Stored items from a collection

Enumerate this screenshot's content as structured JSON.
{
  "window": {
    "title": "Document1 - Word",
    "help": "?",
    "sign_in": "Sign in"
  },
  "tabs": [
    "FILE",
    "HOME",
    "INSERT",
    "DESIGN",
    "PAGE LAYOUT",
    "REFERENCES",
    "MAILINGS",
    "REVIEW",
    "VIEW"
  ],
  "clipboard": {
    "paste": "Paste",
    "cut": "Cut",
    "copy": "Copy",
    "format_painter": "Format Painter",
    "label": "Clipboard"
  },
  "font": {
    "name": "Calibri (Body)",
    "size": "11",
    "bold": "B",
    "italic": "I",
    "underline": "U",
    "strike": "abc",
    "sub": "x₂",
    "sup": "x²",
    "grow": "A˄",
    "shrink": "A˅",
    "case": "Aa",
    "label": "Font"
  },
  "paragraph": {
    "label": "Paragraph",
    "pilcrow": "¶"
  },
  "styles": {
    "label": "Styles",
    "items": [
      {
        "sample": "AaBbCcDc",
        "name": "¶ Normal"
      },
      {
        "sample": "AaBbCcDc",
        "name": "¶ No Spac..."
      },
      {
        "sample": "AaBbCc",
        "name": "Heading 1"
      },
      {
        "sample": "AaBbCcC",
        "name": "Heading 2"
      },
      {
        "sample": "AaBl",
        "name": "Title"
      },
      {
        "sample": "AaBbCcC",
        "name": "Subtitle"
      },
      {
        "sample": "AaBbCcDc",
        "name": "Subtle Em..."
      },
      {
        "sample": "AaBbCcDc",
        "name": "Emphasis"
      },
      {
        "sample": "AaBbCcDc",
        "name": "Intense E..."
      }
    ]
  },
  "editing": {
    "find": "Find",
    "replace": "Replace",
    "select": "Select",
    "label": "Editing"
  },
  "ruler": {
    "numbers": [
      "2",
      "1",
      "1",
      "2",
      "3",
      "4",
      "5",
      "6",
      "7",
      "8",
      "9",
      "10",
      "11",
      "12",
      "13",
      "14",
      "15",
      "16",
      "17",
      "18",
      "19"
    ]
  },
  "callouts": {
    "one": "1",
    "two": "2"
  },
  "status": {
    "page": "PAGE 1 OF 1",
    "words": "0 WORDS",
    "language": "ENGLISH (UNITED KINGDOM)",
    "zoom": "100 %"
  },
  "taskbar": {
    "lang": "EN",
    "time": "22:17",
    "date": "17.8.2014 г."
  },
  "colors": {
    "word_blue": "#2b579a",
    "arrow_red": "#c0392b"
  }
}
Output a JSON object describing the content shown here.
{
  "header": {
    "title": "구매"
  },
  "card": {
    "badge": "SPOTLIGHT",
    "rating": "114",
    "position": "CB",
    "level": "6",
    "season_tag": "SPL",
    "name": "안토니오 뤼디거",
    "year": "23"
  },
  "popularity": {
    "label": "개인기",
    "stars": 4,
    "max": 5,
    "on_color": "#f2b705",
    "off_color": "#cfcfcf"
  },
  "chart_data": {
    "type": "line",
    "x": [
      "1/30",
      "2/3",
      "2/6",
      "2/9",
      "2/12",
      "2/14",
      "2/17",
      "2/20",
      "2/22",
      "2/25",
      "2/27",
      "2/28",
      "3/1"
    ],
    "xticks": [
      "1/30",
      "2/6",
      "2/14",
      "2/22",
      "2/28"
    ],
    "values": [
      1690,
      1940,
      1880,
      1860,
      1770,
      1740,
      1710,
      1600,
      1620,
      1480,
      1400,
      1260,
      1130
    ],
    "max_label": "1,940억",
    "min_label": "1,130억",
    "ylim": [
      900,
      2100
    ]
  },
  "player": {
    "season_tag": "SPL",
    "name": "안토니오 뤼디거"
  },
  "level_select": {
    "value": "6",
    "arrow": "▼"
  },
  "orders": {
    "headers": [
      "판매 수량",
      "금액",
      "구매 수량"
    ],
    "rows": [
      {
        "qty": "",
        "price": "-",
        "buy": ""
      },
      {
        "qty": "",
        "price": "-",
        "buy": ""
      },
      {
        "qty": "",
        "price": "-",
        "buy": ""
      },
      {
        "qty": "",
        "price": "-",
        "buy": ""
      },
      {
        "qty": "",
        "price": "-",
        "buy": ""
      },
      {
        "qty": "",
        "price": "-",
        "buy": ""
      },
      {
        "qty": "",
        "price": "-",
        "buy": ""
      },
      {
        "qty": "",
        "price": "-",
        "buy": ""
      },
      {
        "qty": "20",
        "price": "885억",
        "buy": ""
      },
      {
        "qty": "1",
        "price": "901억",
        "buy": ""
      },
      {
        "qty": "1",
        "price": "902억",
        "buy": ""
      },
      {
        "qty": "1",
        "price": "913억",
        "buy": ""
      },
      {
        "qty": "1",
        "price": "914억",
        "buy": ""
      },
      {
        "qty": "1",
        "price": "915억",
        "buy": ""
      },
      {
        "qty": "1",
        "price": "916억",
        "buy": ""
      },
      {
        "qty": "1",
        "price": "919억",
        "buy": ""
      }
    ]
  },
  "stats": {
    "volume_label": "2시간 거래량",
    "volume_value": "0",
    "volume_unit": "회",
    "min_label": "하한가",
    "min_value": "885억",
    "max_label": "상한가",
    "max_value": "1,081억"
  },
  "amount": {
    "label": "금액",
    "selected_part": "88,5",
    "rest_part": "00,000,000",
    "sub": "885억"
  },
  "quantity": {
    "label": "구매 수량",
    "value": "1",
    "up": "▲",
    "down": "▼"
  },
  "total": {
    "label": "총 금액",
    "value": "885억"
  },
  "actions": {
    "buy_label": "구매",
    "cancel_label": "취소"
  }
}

● Written exercise: Your answer should be a single number: the count of lines in the listing that contain the word "name".

● The result: 12